> **Exercise**
Report only how many lines hold the word "time".

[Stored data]
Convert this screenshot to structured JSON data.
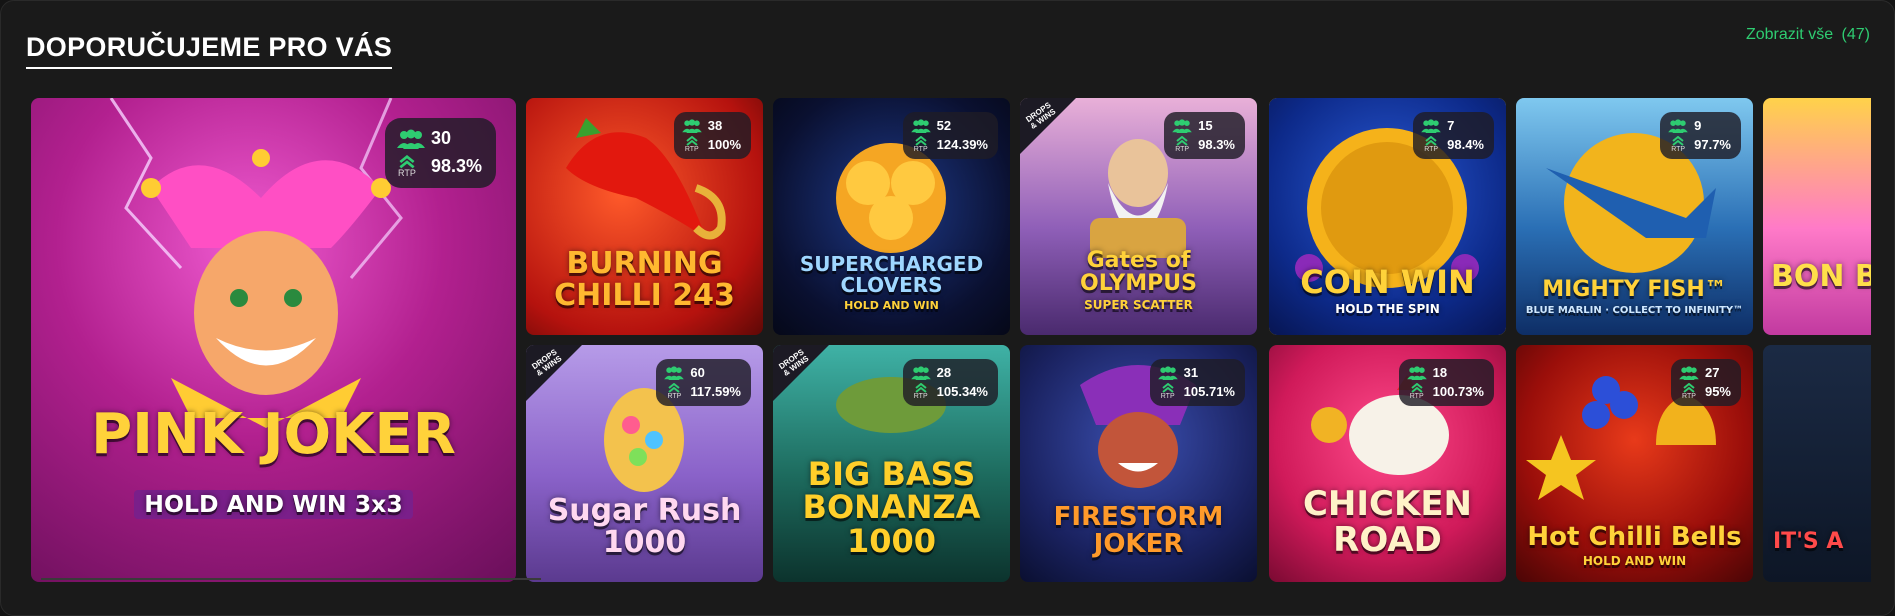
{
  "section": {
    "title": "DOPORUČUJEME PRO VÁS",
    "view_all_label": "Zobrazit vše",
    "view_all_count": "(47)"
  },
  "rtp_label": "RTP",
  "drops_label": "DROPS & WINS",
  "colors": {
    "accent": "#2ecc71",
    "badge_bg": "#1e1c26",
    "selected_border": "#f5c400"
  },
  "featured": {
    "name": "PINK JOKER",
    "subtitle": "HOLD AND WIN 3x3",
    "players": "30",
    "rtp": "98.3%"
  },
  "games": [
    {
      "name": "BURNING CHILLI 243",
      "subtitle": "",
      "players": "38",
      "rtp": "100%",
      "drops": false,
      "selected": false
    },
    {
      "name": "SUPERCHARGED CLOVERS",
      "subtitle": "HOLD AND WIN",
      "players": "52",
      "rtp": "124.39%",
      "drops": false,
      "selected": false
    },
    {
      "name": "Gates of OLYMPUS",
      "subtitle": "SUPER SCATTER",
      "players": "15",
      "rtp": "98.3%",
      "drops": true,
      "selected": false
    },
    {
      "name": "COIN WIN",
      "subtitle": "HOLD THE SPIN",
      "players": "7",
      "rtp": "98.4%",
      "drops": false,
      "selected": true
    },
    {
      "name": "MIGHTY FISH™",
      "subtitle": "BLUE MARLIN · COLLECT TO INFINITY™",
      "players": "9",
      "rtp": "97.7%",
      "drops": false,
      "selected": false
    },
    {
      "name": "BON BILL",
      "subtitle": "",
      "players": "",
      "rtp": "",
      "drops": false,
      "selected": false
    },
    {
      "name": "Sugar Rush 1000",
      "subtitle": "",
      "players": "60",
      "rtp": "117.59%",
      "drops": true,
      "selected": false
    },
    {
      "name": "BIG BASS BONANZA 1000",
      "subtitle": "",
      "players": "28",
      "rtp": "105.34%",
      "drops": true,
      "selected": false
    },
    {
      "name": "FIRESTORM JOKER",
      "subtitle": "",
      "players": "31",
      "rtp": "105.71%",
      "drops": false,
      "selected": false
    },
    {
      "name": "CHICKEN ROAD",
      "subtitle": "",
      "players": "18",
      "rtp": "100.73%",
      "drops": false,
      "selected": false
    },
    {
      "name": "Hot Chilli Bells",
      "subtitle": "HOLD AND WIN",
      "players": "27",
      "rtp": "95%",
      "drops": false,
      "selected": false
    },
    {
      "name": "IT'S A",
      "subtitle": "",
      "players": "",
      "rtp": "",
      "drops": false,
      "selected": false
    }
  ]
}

* * *

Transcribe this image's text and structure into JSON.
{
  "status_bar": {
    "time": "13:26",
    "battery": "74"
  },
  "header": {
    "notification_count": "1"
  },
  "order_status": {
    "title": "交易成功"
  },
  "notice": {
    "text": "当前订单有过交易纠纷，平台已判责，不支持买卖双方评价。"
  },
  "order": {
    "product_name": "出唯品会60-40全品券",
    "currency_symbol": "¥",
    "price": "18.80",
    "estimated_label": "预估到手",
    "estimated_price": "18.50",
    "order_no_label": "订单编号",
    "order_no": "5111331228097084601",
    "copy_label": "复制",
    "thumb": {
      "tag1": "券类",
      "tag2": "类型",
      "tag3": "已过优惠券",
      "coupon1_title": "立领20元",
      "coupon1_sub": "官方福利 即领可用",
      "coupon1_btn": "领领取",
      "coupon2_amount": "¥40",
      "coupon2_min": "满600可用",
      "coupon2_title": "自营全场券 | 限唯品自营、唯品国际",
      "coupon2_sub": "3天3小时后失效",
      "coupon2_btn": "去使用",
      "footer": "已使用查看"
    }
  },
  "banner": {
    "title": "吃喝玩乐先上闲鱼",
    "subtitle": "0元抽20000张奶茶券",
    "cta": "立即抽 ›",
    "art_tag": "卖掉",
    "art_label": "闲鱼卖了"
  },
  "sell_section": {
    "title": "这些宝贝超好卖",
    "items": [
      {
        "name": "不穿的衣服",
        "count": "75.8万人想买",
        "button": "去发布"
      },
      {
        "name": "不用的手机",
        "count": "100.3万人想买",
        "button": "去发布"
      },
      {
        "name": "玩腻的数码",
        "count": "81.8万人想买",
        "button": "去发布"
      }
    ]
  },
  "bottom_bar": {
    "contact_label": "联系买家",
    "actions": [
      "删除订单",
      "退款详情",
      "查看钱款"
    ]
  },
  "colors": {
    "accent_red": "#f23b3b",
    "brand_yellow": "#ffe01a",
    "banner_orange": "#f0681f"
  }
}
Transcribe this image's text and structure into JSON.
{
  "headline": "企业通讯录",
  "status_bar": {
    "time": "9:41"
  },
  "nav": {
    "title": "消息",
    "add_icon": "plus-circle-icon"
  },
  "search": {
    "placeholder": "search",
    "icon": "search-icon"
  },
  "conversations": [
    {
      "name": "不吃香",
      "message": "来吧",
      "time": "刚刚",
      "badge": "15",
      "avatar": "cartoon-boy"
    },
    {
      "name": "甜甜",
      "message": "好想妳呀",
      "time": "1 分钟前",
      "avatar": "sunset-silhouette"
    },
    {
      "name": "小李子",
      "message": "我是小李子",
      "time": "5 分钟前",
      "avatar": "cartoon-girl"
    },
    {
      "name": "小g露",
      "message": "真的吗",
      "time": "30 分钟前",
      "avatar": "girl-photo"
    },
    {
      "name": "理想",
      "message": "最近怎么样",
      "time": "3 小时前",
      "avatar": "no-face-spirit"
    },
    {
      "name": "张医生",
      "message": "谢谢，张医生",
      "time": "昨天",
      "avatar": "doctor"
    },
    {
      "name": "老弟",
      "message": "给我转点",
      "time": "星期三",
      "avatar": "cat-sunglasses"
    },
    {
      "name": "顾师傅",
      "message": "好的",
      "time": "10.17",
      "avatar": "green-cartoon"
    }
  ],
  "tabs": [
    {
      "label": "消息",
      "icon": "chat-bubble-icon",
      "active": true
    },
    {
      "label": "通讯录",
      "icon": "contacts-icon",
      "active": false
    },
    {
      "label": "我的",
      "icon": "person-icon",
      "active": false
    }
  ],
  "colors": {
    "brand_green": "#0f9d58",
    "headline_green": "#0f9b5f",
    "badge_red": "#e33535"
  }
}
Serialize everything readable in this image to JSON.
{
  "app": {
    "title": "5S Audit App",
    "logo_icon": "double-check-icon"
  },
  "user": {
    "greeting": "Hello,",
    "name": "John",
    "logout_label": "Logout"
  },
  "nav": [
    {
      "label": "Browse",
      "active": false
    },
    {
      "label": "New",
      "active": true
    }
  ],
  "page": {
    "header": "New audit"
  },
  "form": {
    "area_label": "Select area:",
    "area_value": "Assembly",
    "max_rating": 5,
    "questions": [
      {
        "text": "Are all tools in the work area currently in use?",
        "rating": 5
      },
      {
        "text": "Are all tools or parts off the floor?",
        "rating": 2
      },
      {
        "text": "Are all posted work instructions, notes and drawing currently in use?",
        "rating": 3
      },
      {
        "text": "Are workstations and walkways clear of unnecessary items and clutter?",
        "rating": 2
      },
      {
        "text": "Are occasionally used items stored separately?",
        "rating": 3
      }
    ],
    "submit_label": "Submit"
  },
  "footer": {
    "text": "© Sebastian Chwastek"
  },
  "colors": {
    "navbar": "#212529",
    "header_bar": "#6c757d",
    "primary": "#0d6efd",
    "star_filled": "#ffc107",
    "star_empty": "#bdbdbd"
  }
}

> **Exercise answer**
10